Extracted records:
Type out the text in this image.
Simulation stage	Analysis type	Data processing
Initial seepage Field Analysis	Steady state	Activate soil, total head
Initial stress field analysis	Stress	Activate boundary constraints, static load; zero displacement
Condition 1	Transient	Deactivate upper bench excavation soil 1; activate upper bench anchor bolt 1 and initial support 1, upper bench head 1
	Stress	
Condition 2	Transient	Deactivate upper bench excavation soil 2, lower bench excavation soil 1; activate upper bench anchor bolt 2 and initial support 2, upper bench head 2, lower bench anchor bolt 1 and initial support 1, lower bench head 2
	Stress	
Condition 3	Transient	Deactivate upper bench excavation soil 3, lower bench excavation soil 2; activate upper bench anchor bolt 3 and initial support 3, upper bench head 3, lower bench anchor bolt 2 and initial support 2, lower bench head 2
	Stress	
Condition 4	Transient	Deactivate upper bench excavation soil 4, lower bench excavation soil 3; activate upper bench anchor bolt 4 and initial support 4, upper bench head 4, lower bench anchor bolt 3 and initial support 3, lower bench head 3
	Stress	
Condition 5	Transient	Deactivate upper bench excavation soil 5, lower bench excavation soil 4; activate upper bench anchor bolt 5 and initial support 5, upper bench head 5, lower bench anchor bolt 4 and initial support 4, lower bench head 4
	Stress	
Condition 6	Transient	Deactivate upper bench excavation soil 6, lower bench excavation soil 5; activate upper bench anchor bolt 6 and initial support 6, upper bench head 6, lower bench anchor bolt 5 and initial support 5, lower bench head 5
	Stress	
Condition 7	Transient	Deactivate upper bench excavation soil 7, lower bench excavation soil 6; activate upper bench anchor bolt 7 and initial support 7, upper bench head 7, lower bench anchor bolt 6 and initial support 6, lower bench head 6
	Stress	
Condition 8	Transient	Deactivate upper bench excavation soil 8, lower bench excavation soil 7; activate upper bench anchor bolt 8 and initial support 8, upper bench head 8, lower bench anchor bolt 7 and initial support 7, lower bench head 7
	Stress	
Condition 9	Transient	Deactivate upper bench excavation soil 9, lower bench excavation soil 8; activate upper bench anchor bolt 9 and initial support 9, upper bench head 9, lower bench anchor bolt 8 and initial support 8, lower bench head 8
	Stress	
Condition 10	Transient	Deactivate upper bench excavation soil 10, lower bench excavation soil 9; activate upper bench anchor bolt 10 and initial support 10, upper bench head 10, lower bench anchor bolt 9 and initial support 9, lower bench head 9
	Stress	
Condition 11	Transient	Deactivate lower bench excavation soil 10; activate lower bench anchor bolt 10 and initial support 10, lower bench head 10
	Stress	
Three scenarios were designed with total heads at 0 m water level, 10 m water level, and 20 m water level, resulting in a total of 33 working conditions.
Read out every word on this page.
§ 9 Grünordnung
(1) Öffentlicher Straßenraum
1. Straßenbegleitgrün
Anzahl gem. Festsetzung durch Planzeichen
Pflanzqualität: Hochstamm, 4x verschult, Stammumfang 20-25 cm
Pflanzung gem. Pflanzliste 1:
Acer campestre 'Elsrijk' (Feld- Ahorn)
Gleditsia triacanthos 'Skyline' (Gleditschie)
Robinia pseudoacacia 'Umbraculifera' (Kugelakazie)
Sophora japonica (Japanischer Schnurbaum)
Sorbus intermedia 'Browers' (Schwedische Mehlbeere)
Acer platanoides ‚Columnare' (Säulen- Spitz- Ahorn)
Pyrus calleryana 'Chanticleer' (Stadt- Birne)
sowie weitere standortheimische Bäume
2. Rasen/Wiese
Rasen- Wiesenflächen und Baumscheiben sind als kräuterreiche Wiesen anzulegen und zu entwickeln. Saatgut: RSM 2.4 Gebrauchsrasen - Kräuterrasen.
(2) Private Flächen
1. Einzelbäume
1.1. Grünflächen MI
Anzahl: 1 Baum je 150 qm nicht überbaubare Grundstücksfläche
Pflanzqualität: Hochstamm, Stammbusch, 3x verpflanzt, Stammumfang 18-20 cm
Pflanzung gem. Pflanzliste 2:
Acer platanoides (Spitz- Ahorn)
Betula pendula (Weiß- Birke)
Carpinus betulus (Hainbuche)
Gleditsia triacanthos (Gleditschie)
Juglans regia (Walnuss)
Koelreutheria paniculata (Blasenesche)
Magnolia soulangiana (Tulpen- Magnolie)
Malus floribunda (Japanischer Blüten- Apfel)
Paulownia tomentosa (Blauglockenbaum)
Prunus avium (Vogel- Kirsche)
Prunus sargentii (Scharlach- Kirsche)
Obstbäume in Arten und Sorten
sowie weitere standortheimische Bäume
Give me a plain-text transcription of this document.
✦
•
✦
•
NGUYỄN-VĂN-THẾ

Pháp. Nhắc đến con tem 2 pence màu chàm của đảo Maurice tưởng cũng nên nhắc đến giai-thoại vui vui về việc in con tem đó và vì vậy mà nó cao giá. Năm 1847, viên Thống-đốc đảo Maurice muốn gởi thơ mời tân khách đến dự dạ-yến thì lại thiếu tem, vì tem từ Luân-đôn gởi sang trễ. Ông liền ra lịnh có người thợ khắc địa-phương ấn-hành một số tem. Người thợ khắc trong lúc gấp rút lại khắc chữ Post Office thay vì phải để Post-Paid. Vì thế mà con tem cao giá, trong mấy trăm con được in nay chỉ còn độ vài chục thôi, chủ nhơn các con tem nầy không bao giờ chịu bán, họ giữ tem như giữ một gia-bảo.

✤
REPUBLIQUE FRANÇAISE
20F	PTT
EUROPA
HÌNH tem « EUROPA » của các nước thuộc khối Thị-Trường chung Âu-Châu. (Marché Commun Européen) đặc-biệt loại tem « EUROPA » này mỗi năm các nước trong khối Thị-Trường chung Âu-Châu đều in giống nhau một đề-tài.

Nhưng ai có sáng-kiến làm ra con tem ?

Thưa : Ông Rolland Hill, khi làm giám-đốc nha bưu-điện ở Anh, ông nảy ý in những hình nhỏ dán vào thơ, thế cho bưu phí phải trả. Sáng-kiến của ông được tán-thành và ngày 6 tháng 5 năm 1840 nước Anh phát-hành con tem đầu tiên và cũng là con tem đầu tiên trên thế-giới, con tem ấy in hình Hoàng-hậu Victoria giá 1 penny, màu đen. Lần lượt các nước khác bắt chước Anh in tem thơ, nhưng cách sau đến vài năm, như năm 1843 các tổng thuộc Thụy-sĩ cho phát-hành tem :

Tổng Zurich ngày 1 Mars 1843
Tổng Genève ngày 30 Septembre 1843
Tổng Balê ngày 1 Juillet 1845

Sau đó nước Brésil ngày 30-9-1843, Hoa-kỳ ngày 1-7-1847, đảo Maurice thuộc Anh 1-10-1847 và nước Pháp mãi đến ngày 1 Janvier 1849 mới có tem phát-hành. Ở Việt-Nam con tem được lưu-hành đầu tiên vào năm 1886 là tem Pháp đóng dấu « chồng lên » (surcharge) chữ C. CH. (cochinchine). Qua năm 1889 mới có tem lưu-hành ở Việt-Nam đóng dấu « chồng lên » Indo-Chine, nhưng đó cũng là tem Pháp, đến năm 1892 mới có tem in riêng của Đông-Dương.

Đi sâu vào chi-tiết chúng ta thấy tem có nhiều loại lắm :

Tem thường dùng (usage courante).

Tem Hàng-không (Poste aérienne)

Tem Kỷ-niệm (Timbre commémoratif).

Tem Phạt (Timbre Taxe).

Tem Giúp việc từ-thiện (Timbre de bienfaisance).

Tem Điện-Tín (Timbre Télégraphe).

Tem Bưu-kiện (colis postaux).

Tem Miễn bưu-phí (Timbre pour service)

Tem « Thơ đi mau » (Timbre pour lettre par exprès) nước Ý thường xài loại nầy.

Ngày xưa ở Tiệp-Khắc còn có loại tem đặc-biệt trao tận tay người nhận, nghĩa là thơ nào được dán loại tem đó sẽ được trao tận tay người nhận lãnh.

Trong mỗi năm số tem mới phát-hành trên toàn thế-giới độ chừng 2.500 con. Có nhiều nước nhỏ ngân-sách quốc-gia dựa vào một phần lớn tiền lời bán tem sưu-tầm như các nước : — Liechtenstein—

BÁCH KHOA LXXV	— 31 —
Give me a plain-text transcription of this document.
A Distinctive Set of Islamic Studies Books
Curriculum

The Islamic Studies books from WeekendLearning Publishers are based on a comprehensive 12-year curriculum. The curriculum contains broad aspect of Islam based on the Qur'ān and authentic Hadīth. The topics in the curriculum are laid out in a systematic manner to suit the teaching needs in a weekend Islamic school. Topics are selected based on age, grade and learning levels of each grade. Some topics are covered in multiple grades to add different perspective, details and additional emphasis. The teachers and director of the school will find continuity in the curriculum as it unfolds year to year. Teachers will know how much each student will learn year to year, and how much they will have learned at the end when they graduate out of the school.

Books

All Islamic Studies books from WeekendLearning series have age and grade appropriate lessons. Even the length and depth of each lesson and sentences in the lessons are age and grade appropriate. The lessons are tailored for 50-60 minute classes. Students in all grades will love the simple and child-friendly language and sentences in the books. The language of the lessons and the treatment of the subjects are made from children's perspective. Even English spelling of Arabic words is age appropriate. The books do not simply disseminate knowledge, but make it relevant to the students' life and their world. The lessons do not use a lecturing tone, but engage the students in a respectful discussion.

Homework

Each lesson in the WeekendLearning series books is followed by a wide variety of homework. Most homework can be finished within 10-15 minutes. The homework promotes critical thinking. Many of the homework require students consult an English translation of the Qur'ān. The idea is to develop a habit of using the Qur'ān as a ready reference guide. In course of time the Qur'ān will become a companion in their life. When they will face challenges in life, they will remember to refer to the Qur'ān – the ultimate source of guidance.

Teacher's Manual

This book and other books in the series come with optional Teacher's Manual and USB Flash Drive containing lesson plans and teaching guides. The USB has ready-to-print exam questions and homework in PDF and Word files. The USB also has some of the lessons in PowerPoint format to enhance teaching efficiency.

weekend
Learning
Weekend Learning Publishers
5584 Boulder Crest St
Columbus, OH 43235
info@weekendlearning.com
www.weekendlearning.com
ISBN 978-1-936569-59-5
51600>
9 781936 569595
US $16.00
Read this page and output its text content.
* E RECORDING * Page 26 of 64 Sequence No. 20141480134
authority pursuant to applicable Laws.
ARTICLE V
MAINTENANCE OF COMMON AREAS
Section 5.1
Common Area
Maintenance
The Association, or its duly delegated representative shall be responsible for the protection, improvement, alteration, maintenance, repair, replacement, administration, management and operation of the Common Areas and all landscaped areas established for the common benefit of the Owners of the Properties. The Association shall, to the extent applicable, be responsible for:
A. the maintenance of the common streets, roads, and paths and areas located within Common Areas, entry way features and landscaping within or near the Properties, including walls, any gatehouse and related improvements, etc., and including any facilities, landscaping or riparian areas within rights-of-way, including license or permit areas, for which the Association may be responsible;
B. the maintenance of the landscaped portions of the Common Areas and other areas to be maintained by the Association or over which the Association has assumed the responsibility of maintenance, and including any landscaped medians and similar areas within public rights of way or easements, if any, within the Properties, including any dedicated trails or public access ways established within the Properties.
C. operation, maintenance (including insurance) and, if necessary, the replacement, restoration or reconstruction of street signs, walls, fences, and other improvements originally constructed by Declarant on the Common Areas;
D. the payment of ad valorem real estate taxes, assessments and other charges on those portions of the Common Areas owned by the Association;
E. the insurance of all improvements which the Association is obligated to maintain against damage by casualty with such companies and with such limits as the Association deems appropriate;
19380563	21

Direction: Search the data for the word "Pflanzliste" and copy each line where it appears.

Solution for this problem:
Pflanzung gem. Pflanzliste 1:
Pflanzung gem. Pflanzliste 2:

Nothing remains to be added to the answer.